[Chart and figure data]
----
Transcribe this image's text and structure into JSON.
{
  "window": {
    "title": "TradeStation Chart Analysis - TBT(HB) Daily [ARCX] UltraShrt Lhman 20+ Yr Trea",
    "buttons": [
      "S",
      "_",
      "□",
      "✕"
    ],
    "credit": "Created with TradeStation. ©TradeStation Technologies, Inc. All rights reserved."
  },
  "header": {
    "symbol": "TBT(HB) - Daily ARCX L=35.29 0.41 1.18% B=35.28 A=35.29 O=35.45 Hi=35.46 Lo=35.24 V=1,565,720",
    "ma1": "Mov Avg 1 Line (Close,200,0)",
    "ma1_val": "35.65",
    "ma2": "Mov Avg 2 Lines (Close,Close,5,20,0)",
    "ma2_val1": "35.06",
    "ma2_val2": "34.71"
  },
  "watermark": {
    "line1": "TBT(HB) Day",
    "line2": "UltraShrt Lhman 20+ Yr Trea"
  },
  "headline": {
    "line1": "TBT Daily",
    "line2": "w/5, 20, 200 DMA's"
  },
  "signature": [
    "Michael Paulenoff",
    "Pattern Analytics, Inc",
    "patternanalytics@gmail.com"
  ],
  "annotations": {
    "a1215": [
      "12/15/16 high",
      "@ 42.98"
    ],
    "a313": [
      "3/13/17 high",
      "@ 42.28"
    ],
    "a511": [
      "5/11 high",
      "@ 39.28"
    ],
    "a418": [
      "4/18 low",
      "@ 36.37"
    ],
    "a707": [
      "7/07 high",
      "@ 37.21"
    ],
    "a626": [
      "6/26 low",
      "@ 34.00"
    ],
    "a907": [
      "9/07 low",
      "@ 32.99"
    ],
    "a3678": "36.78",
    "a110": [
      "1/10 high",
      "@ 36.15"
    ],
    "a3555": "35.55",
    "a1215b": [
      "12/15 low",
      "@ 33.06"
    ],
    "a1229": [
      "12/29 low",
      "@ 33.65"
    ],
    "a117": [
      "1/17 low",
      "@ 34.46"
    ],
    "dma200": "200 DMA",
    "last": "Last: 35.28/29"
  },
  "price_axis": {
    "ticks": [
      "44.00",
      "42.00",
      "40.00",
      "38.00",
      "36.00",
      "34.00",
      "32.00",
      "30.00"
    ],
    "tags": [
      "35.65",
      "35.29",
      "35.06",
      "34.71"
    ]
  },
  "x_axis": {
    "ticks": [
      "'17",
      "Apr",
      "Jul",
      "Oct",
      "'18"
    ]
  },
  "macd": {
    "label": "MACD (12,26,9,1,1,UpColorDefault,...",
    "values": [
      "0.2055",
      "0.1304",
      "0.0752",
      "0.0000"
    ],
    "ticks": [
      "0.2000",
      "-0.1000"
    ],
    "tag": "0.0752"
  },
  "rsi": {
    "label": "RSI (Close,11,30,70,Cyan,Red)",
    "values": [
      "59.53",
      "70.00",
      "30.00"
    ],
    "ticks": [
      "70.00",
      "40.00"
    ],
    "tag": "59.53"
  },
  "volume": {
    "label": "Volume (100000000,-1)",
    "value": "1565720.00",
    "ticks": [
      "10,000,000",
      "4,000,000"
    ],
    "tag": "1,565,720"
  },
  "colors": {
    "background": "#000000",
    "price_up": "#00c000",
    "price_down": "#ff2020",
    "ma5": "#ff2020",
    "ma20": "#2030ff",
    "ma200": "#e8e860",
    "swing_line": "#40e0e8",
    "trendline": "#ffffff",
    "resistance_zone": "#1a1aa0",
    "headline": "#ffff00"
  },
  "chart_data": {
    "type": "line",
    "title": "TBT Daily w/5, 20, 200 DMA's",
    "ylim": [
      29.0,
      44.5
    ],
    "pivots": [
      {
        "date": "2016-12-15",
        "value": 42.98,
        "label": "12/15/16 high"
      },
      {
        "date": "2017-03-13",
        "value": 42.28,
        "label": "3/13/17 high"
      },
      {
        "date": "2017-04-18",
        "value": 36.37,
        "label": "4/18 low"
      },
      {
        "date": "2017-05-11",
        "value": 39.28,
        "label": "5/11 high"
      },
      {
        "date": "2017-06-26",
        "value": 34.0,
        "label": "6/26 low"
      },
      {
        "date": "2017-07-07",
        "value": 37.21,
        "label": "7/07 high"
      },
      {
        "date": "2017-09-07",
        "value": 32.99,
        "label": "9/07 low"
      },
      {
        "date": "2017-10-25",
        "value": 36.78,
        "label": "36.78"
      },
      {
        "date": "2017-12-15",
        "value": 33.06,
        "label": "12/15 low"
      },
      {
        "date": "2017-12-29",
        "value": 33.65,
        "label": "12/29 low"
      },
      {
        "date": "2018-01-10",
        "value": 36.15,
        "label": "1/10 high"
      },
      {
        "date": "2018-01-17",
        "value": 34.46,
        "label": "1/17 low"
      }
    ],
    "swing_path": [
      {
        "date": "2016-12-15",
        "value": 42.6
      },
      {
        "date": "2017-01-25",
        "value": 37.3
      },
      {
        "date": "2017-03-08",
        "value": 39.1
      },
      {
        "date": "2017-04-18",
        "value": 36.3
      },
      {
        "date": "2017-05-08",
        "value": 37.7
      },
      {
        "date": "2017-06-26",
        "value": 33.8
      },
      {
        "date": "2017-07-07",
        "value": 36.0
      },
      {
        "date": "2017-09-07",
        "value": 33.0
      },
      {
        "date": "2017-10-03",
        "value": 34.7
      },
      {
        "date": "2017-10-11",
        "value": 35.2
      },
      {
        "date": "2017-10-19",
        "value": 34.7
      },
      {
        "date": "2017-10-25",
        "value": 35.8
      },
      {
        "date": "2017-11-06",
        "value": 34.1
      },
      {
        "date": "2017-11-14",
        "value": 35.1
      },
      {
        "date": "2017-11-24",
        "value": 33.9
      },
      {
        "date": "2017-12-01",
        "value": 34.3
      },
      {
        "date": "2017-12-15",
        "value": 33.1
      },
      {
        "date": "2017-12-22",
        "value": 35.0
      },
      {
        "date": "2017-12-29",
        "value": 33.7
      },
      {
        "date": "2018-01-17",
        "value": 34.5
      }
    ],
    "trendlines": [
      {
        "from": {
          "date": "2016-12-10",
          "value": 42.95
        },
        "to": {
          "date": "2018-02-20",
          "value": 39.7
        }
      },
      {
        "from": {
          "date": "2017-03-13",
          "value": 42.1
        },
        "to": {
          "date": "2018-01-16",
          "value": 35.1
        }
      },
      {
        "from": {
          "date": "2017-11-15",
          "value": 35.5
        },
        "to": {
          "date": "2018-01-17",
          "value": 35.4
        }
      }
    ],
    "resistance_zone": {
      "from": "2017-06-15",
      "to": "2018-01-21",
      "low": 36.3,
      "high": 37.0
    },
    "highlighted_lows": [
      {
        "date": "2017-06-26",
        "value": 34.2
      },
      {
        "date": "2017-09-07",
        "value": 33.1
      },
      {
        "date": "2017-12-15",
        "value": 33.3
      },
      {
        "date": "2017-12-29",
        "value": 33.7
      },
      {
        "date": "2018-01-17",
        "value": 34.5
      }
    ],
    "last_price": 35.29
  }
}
----
Prompt: Type the whole listing again, unaltered.

Exercise result:
Transcribe this image's text and structure into JSON.
{
  "window": {
    "title": "TradeStation Chart Analysis - TBT(HB) Daily [ARCX] UltraShrt Lhman 20+ Yr Trea",
    "buttons": [
      "S",
      "_",
      "□",
      "✕"
    ],
    "credit": "Created with TradeStation. ©TradeStation Technologies, Inc. All rights reserved."
  },
  "header": {
    "symbol": "TBT(HB) - Daily ARCX L=35.29 0.41 1.18% B=35.28 A=35.29 O=35.45 Hi=35.46 Lo=35.24 V=1,565,720",
    "ma1": "Mov Avg 1 Line (Close,200,0)",
    "ma1_val": "35.65",
    "ma2": "Mov Avg 2 Lines (Close,Close,5,20,0)",
    "ma2_val1": "35.06",
    "ma2_val2": "34.71"
  },
  "watermark": {
    "line1": "TBT(HB) Day",
    "line2": "UltraShrt Lhman 20+ Yr Trea"
  },
  "headline": {
    "line1": "TBT Daily",
    "line2": "w/5, 20, 200 DMA's"
  },
  "signature": [
    "Michael Paulenoff",
    "Pattern Analytics, Inc",
    "patternanalytics@gmail.com"
  ],
  "annotations": {
    "a1215": [
      "12/15/16 high",
      "@ 42.98"
    ],
    "a313": [
      "3/13/17 high",
      "@ 42.28"
    ],
    "a511": [
      "5/11 high",
      "@ 39.28"
    ],
    "a418": [
      "4/18 low",
      "@ 36.37"
    ],
    "a707": [
      "7/07 high",
      "@ 37.21"
    ],
    "a626": [
      "6/26 low",
      "@ 34.00"
    ],
    "a907": [
      "9/07 low",
      "@ 32.99"
    ],
    "a3678": "36.78",
    "a110": [
      "1/10 high",
      "@ 36.15"
    ],
    "a3555": "35.55",
    "a1215b": [
      "12/15 low",
      "@ 33.06"
    ],
    "a1229": [
      "12/29 low",
      "@ 33.65"
    ],
    "a117": [
      "1/17 low",
      "@ 34.46"
    ],
    "dma200": "200 DMA",
    "last": "Last: 35.28/29"
  },
  "price_axis": {
    "ticks": [
      "44.00",
      "42.00",
      "40.00",
      "38.00",
      "36.00",
      "34.00",
      "32.00",
      "30.00"
    ],
    "tags": [
      "35.65",
      "35.29",
      "35.06",
      "34.71"
    ]
  },
  "x_axis": {
    "ticks": [
      "'17",
      "Apr",
      "Jul",
      "Oct",
      "'18"
    ]
  },
  "macd": {
    "label": "MACD (12,26,9,1,1,UpColorDefault,...",
    "values": [
      "0.2055",
      "0.1304",
      "0.0752",
      "0.0000"
    ],
    "ticks": [
      "0.2000",
      "-0.1000"
    ],
    "tag": "0.0752"
  },
  "rsi": {
    "label": "RSI (Close,11,30,70,Cyan,Red)",
    "values": [
      "59.53",
      "70.00",
      "30.00"
    ],
    "ticks": [
      "70.00",
      "40.00"
    ],
    "tag": "59.53"
  },
  "volume": {
    "label": "Volume (100000000,-1)",
    "value": "1565720.00",
    "ticks": [
      "10,000,000",
      "4,000,000"
    ],
    "tag": "1,565,720"
  },
  "colors": {
    "background": "#000000",
    "price_up": "#00c000",
    "price_down": "#ff2020",
    "ma5": "#ff2020",
    "ma20": "#2030ff",
    "ma200": "#e8e860",
    "swing_line": "#40e0e8",
    "trendline": "#ffffff",
    "resistance_zone": "#1a1aa0",
    "headline": "#ffff00"
  },
  "chart_data": {
    "type": "line",
    "title": "TBT Daily w/5, 20, 200 DMA's",
    "ylim": [
      29.0,
      44.5
    ],
    "pivots": [
      {
        "date": "2016-12-15",
        "value": 42.98,
        "label": "12/15/16 high"
      },
      {
        "date": "2017-03-13",
        "value": 42.28,
        "label": "3/13/17 high"
      },
      {
        "date": "2017-04-18",
        "value": 36.37,
        "label": "4/18 low"
      },
      {
        "date": "2017-05-11",
        "value": 39.28,
        "label": "5/11 high"
      },
      {
        "date": "2017-06-26",
        "value": 34.0,
        "label": "6/26 low"
      },
      {
        "date": "2017-07-07",
        "value": 37.21,
        "label": "7/07 high"
      },
      {
        "date": "2017-09-07",
        "value": 32.99,
        "label": "9/07 low"
      },
      {
        "date": "2017-10-25",
        "value": 36.78,
        "label": "36.78"
      },
      {
        "date": "2017-12-15",
        "value": 33.06,
        "label": "12/15 low"
      },
      {
        "date": "2017-12-29",
        "value": 33.65,
        "label": "12/29 low"
      },
      {
        "date": "2018-01-10",
        "value": 36.15,
        "label": "1/10 high"
      },
      {
        "date": "2018-01-17",
        "value": 34.46,
        "label": "1/17 low"
      }
    ],
    "swing_path": [
      {
        "date": "2016-12-15",
        "value": 42.6
      },
      {
        "date": "2017-01-25",
        "value": 37.3
      },
      {
        "date": "2017-03-08",
        "value": 39.1
      },
      {
        "date": "2017-04-18",
        "value": 36.3
      },
      {
        "date": "2017-05-08",
        "value": 37.7
      },
      {
        "date": "2017-06-26",
        "value": 33.8
      },
      {
        "date": "2017-07-07",
        "value": 36.0
      },
      {
        "date": "2017-09-07",
        "value": 33.0
      },
      {
        "date": "2017-10-03",
        "value": 34.7
      },
      {
        "date": "2017-10-11",
        "value": 35.2
      },
      {
        "date": "2017-10-19",
        "value": 34.7
      },
      {
        "date": "2017-10-25",
        "value": 35.8
      },
      {
        "date": "2017-11-06",
        "value": 34.1
      },
      {
        "date": "2017-11-14",
        "value": 35.1
      },
      {
        "date": "2017-11-24",
        "value": 33.9
      },
      {
        "date": "2017-12-01",
        "value": 34.3
      },
      {
        "date": "2017-12-15",
        "value": 33.1
      },
      {
        "date": "2017-12-22",
        "value": 35.0
      },
      {
        "date": "2017-12-29",
        "value": 33.7
      },
      {
        "date": "2018-01-17",
        "value": 34.5
      }
    ],
    "trendlines": [
      {
        "from": {
          "date": "2016-12-10",
          "value": 42.95
        },
        "to": {
          "date": "2018-02-20",
          "value": 39.7
        }
      },
      {
        "from": {
          "date": "2017-03-13",
          "value": 42.1
        },
        "to": {
          "date": "2018-01-16",
          "value": 35.1
        }
      },
      {
        "from": {
          "date": "2017-11-15",
          "value": 35.5
        },
        "to": {
          "date": "2018-01-17",
          "value": 35.4
        }
      }
    ],
    "resistance_zone": {
      "from": "2017-06-15",
      "to": "2018-01-21",
      "low": 36.3,
      "high": 37.0
    },
    "highlighted_lows": [
      {
        "date": "2017-06-26",
        "value": 34.2
      },
      {
        "date": "2017-09-07",
        "value": 33.1
      },
      {
        "date": "2017-12-15",
        "value": 33.3
      },
      {
        "date": "2017-12-29",
        "value": 33.7
      },
      {
        "date": "2018-01-17",
        "value": 34.5
      }
    ],
    "last_price": 35.29
  }
}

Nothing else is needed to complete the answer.